**Exercise prompt:** Locate the string "value" in the listing below. Copy every line where it is found.
☆ ☆ ☆ ☆ ☆ ☆ ☆
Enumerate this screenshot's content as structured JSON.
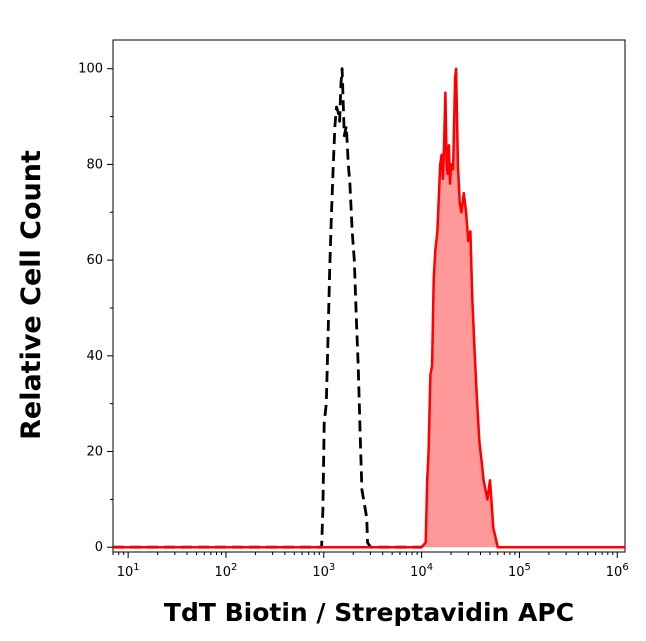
{
  "chart_data": {
    "type": "area",
    "title": "",
    "xlabel": "TdT Biotin / Streptavidin APC",
    "ylabel": "Relative Cell Count",
    "x_scale": "log",
    "xlim": [
      7,
      1200000
    ],
    "ylim": [
      -1,
      106
    ],
    "y_ticks": [
      0,
      20,
      40,
      60,
      80,
      100
    ],
    "x_ticks": [
      {
        "value": 10,
        "base": "10",
        "exp": "1"
      },
      {
        "value": 100,
        "base": "10",
        "exp": "2"
      },
      {
        "value": 1000,
        "base": "10",
        "exp": "3"
      },
      {
        "value": 10000,
        "base": "10",
        "exp": "4"
      },
      {
        "value": 100000,
        "base": "10",
        "exp": "5"
      },
      {
        "value": 1000000,
        "base": "10",
        "exp": "6"
      }
    ],
    "grid": false,
    "series": [
      {
        "style": "dashed",
        "color": "#000000",
        "filled": false,
        "points": [
          [
            7,
            0
          ],
          [
            500,
            0
          ],
          [
            950,
            0
          ],
          [
            980,
            8
          ],
          [
            1010,
            26
          ],
          [
            1060,
            30
          ],
          [
            1100,
            42
          ],
          [
            1150,
            58
          ],
          [
            1200,
            70
          ],
          [
            1250,
            80
          ],
          [
            1300,
            88
          ],
          [
            1350,
            92
          ],
          [
            1400,
            91
          ],
          [
            1450,
            89
          ],
          [
            1500,
            97
          ],
          [
            1540,
            100
          ],
          [
            1580,
            93
          ],
          [
            1620,
            86
          ],
          [
            1700,
            88
          ],
          [
            1780,
            80
          ],
          [
            1850,
            76
          ],
          [
            1950,
            66
          ],
          [
            2050,
            60
          ],
          [
            2150,
            48
          ],
          [
            2250,
            38
          ],
          [
            2350,
            24
          ],
          [
            2450,
            12
          ],
          [
            2550,
            10
          ],
          [
            2650,
            8
          ],
          [
            2750,
            6
          ],
          [
            2800,
            1
          ],
          [
            3000,
            0
          ],
          [
            10000,
            0
          ]
        ]
      },
      {
        "style": "solid",
        "color": "#ff0000",
        "fill": "#ff9999",
        "filled": true,
        "points": [
          [
            7,
            0
          ],
          [
            10000,
            0
          ],
          [
            11000,
            1
          ],
          [
            11400,
            14
          ],
          [
            11800,
            20
          ],
          [
            12300,
            36
          ],
          [
            12800,
            38
          ],
          [
            13300,
            56
          ],
          [
            13800,
            62
          ],
          [
            14500,
            66
          ],
          [
            15000,
            73
          ],
          [
            15500,
            80
          ],
          [
            16000,
            82
          ],
          [
            16500,
            77
          ],
          [
            17000,
            85
          ],
          [
            17500,
            95
          ],
          [
            18000,
            80
          ],
          [
            18500,
            78
          ],
          [
            19000,
            84
          ],
          [
            19500,
            76
          ],
          [
            20000,
            80
          ],
          [
            21000,
            79
          ],
          [
            22000,
            98
          ],
          [
            22500,
            100
          ],
          [
            23500,
            80
          ],
          [
            24500,
            72
          ],
          [
            25500,
            70
          ],
          [
            27000,
            74
          ],
          [
            28500,
            70
          ],
          [
            30000,
            64
          ],
          [
            31500,
            66
          ],
          [
            33000,
            52
          ],
          [
            35000,
            40
          ],
          [
            37000,
            30
          ],
          [
            39000,
            22
          ],
          [
            41000,
            18
          ],
          [
            43000,
            14
          ],
          [
            45000,
            12
          ],
          [
            47000,
            10
          ],
          [
            50000,
            14
          ],
          [
            52000,
            9
          ],
          [
            54000,
            4
          ],
          [
            57000,
            2
          ],
          [
            60000,
            0
          ],
          [
            1200000,
            0
          ]
        ]
      }
    ]
  }
}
☆ ☆ ☆ ☆ ☆ ☆ ☆
**The reply:**
        "value": 10,
        "value": 100,
        "value": 1000,
        "value": 10000,
        "value": 100000,
        "value": 1000000,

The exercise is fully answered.